→ **EXERCISE OBJECTIVE**
Look through the data below. Collect every line where the word "andel" occurs.

→ **TASK DATA**
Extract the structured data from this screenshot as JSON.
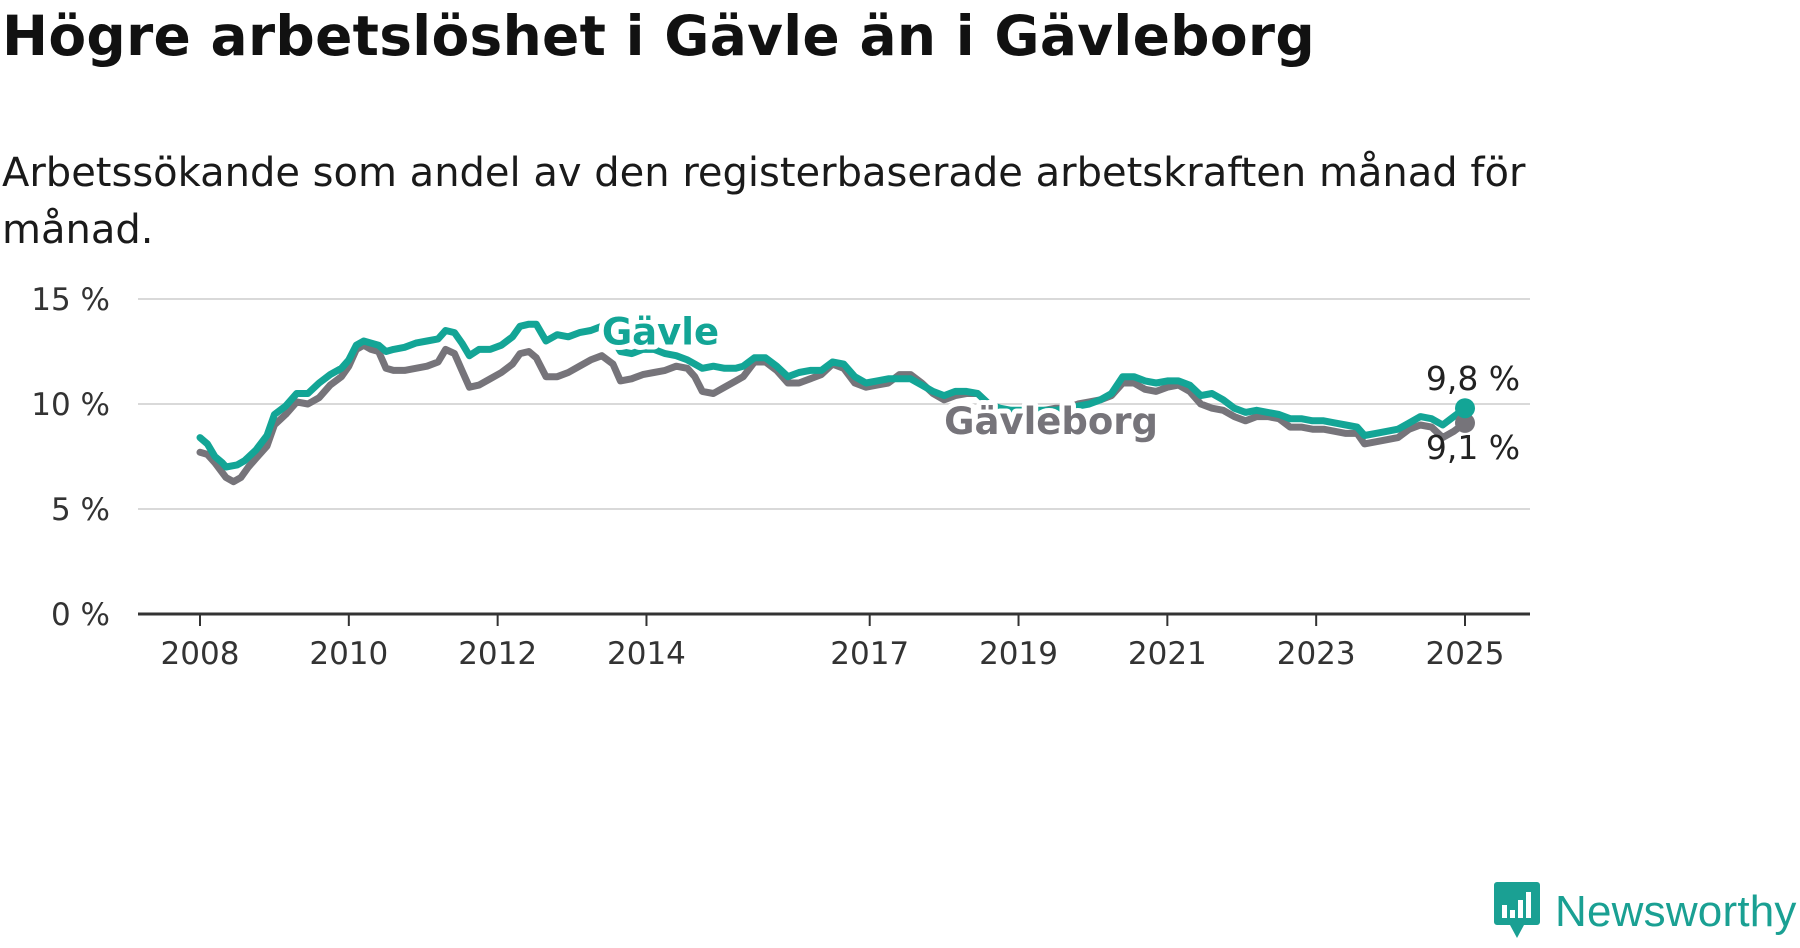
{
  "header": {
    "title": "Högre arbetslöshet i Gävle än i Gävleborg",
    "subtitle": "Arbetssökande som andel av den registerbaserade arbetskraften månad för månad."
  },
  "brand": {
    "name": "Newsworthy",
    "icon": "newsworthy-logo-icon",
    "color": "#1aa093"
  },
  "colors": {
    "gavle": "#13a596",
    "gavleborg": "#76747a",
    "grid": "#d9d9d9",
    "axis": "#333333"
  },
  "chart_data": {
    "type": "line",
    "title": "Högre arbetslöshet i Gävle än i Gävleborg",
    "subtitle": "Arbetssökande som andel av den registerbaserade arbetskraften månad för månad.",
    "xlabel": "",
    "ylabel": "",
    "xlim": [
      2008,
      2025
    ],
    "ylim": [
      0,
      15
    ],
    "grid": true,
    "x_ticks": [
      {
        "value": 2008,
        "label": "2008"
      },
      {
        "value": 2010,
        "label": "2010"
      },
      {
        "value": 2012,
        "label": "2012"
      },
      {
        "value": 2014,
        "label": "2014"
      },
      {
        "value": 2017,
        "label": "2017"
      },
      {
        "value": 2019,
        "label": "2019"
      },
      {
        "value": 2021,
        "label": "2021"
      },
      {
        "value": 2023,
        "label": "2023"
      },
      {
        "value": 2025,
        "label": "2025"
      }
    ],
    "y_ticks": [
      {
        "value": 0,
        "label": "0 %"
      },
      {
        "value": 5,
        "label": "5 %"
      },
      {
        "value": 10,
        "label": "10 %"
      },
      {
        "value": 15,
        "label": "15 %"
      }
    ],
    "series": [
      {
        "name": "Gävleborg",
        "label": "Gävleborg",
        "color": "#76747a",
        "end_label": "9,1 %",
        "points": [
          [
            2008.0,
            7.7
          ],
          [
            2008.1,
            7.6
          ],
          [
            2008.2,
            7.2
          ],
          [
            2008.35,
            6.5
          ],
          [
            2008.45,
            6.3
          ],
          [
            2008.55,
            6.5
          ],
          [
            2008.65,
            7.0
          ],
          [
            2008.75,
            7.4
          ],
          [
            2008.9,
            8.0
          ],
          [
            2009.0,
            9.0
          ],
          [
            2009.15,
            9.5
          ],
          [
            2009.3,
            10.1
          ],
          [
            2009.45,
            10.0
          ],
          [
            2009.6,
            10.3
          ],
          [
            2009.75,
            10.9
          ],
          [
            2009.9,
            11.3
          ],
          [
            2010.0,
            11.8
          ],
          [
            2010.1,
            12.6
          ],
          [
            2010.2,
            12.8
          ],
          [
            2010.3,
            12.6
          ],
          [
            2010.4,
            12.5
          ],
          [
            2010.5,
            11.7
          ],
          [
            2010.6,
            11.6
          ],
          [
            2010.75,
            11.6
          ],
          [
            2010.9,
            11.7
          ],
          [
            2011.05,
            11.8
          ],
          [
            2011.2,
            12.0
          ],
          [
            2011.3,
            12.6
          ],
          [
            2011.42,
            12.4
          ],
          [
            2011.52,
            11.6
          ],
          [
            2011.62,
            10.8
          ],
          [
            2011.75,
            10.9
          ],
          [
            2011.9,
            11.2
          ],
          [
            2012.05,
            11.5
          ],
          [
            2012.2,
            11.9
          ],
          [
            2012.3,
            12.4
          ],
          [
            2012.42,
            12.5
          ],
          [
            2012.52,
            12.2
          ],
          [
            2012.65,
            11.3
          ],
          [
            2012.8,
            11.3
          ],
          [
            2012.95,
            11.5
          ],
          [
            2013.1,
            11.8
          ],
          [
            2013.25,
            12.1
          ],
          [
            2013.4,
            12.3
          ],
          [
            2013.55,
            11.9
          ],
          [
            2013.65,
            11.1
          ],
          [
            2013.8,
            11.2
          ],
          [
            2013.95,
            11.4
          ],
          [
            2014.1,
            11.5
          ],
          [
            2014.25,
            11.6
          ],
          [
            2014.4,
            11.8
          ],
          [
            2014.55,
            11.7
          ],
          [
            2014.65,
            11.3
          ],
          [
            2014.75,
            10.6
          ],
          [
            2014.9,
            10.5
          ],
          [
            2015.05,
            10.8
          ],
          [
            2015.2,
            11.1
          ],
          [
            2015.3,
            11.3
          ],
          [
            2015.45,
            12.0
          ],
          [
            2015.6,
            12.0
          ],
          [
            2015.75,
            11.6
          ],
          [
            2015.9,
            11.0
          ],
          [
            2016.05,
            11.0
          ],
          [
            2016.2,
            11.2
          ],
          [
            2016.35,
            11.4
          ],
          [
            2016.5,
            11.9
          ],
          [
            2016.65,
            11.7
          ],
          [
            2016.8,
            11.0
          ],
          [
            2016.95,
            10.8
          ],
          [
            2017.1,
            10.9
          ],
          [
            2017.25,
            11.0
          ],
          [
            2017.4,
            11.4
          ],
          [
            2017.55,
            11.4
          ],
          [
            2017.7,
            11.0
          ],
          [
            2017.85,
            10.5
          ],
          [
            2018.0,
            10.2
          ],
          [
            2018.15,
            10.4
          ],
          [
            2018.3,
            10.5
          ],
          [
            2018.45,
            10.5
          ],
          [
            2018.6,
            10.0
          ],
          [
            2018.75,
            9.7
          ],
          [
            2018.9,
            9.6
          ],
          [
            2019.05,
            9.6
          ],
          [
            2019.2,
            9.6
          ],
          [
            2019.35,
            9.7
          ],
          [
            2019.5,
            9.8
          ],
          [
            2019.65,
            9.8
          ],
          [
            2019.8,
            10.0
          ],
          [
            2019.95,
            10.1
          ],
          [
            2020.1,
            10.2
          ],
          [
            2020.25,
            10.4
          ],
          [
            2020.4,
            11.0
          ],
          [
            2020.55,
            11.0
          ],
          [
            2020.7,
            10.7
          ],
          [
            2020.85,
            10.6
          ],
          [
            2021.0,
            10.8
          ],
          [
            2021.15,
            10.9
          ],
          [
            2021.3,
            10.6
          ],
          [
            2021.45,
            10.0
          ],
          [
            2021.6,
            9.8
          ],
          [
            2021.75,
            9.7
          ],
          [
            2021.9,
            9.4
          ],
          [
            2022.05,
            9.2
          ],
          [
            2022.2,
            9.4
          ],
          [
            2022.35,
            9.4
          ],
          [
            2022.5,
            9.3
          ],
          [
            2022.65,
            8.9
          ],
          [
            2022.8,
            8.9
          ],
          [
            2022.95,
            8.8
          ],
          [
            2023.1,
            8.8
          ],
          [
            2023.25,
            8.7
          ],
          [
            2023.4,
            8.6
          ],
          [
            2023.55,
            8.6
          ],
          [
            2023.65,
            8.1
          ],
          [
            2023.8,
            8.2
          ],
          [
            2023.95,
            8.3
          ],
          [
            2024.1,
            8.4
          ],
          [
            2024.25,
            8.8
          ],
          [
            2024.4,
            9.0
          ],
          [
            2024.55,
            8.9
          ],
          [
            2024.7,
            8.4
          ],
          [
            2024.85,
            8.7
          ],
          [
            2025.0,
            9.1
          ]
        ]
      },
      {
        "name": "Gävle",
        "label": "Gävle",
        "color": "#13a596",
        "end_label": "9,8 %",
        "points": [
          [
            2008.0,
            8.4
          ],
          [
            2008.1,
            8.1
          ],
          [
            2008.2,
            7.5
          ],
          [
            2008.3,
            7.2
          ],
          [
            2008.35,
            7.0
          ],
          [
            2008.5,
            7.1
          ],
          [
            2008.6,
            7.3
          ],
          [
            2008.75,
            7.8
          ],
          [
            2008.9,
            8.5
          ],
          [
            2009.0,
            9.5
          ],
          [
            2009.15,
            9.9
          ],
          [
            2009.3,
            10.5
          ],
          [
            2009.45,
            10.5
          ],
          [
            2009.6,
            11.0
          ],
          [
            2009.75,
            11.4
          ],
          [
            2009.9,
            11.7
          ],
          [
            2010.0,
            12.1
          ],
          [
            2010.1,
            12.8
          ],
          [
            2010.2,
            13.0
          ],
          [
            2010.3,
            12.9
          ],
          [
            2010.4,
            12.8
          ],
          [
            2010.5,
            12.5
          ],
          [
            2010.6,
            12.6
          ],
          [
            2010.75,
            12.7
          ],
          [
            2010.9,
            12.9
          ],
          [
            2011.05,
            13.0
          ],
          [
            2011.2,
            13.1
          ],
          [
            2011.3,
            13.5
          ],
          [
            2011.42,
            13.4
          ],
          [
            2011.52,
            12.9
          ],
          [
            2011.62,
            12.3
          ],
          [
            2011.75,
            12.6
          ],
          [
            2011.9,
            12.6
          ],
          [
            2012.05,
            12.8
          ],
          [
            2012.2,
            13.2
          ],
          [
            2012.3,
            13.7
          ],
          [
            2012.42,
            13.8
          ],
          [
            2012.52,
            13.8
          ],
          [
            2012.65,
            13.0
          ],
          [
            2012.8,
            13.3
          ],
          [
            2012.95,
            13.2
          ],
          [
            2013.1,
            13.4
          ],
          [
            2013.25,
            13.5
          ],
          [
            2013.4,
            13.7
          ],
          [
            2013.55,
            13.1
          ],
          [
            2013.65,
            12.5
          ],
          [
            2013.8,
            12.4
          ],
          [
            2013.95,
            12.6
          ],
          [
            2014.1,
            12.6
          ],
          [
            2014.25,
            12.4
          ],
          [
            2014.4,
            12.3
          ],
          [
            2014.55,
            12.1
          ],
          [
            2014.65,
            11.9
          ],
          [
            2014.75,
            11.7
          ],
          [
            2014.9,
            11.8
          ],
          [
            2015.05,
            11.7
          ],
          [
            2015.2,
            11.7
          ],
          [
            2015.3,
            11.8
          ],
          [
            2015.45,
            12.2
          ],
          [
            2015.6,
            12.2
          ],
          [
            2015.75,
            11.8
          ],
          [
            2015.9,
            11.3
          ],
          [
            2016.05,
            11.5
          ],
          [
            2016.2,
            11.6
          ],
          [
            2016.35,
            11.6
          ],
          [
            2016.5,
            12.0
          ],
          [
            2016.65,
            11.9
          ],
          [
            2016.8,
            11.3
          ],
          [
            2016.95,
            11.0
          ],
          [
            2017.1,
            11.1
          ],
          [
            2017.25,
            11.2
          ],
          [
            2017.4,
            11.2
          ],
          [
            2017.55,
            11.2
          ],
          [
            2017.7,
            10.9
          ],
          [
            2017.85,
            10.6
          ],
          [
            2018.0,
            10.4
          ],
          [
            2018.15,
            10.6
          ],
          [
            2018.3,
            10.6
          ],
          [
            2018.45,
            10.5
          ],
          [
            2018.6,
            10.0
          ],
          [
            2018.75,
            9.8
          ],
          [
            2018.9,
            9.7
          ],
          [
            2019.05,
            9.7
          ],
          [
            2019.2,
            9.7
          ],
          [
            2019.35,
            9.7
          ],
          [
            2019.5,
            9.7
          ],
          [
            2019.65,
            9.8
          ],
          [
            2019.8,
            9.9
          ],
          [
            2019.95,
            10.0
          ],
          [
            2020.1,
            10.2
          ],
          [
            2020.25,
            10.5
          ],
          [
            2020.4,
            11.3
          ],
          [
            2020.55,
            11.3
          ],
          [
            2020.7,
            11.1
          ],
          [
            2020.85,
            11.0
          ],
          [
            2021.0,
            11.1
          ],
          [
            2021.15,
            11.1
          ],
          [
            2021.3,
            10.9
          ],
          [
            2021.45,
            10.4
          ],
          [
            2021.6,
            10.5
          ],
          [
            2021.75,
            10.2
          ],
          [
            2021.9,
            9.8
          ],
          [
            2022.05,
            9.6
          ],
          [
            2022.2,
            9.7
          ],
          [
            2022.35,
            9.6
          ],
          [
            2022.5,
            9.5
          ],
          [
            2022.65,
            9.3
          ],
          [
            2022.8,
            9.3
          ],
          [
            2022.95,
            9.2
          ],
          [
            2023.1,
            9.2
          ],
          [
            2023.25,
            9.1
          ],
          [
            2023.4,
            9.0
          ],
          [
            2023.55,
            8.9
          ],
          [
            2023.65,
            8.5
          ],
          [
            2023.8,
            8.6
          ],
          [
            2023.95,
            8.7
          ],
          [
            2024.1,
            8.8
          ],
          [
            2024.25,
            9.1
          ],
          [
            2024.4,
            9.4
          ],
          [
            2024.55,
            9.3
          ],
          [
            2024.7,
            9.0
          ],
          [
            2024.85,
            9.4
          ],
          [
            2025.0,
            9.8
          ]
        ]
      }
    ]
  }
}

→ **WRITTEN SOLUTION**
    "subtitle": "Arbetssökande som andel av den registerbaserade arbetskraften månad för månad."
    "subtitle": "Arbetssökande som andel av den registerbaserade arbetskraften månad för månad.",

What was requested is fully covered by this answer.